> Written problem
Give every line below again, exactly.

Stored entries:
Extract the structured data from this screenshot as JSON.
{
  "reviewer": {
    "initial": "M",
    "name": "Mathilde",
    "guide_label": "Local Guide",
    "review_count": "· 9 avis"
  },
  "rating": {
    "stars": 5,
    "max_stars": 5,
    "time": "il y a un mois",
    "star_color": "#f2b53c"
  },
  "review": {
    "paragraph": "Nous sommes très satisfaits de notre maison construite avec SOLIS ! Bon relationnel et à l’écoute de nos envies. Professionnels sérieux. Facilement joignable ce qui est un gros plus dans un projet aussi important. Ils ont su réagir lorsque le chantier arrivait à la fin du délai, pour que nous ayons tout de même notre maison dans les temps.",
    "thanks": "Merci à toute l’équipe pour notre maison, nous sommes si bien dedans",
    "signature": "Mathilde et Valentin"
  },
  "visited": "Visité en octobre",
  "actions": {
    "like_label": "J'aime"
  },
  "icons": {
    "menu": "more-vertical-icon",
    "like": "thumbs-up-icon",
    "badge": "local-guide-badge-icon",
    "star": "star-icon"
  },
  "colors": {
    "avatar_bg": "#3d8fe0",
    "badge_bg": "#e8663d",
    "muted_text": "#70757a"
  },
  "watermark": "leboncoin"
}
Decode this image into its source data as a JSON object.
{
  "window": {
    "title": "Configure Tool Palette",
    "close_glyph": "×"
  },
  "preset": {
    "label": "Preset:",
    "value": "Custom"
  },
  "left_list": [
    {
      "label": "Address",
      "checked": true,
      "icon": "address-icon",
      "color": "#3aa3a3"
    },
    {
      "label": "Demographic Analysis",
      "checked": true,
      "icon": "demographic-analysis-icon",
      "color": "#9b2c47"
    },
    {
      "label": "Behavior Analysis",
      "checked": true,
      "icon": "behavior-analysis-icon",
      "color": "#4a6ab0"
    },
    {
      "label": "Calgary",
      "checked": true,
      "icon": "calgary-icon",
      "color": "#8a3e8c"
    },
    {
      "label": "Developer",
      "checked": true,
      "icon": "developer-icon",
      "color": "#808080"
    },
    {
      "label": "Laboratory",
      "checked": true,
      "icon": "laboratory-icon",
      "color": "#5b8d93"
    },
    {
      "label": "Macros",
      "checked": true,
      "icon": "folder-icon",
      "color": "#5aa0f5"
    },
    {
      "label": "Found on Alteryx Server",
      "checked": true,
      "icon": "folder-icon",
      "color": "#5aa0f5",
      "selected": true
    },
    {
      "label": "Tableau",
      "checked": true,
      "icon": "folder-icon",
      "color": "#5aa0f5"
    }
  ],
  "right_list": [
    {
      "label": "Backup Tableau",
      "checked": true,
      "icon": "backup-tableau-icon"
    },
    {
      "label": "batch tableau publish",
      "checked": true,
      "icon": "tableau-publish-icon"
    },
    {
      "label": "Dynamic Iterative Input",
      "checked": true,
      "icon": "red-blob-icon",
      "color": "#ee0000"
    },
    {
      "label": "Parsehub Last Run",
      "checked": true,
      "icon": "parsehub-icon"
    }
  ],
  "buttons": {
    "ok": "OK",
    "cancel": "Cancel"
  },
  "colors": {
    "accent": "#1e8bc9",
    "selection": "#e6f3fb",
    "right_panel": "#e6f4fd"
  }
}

> Response to the task
Extract the structured data from this screenshot as JSON.
{
  "reviewer": {
    "initial": "M",
    "name": "Mathilde",
    "guide_label": "Local Guide",
    "review_count": "· 9 avis"
  },
  "rating": {
    "stars": 5,
    "max_stars": 5,
    "time": "il y a un mois",
    "star_color": "#f2b53c"
  },
  "review": {
    "paragraph": "Nous sommes très satisfaits de notre maison construite avec SOLIS ! Bon relationnel et à l’écoute de nos envies. Professionnels sérieux. Facilement joignable ce qui est un gros plus dans un projet aussi important. Ils ont su réagir lorsque le chantier arrivait à la fin du délai, pour que nous ayons tout de même notre maison dans les temps.",
    "thanks": "Merci à toute l’équipe pour notre maison, nous sommes si bien dedans",
    "signature": "Mathilde et Valentin"
  },
  "visited": "Visité en octobre",
  "actions": {
    "like_label": "J'aime"
  },
  "icons": {
    "menu": "more-vertical-icon",
    "like": "thumbs-up-icon",
    "badge": "local-guide-badge-icon",
    "star": "star-icon"
  },
  "colors": {
    "avatar_bg": "#3d8fe0",
    "badge_bg": "#e8663d",
    "muted_text": "#70757a"
  },
  "watermark": "leboncoin"
}
Decode this image into its source data as a JSON object.
{
  "window": {
    "title": "Configure Tool Palette",
    "close_glyph": "×"
  },
  "preset": {
    "label": "Preset:",
    "value": "Custom"
  },
  "left_list": [
    {
      "label": "Address",
      "checked": true,
      "icon": "address-icon",
      "color": "#3aa3a3"
    },
    {
      "label": "Demographic Analysis",
      "checked": true,
      "icon": "demographic-analysis-icon",
      "color": "#9b2c47"
    },
    {
      "label": "Behavior Analysis",
      "checked": true,
      "icon": "behavior-analysis-icon",
      "color": "#4a6ab0"
    },
    {
      "label": "Calgary",
      "checked": true,
      "icon": "calgary-icon",
      "color": "#8a3e8c"
    },
    {
      "label": "Developer",
      "checked": true,
      "icon": "developer-icon",
      "color": "#808080"
    },
    {
      "label": "Laboratory",
      "checked": true,
      "icon": "laboratory-icon",
      "color": "#5b8d93"
    },
    {
      "label": "Macros",
      "checked": true,
      "icon": "folder-icon",
      "color": "#5aa0f5"
    },
    {
      "label": "Found on Alteryx Server",
      "checked": true,
      "icon": "folder-icon",
      "color": "#5aa0f5",
      "selected": true
    },
    {
      "label": "Tableau",
      "checked": true,
      "icon": "folder-icon",
      "color": "#5aa0f5"
    }
  ],
  "right_list": [
    {
      "label": "Backup Tableau",
      "checked": true,
      "icon": "backup-tableau-icon"
    },
    {
      "label": "batch tableau publish",
      "checked": true,
      "icon": "tableau-publish-icon"
    },
    {
      "label": "Dynamic Iterative Input",
      "checked": true,
      "icon": "red-blob-icon",
      "color": "#ee0000"
    },
    {
      "label": "Parsehub Last Run",
      "checked": true,
      "icon": "parsehub-icon"
    }
  ],
  "buttons": {
    "ok": "OK",
    "cancel": "Cancel"
  },
  "colors": {
    "accent": "#1e8bc9",
    "selection": "#e6f3fb",
    "right_panel": "#e6f4fd"
  }
}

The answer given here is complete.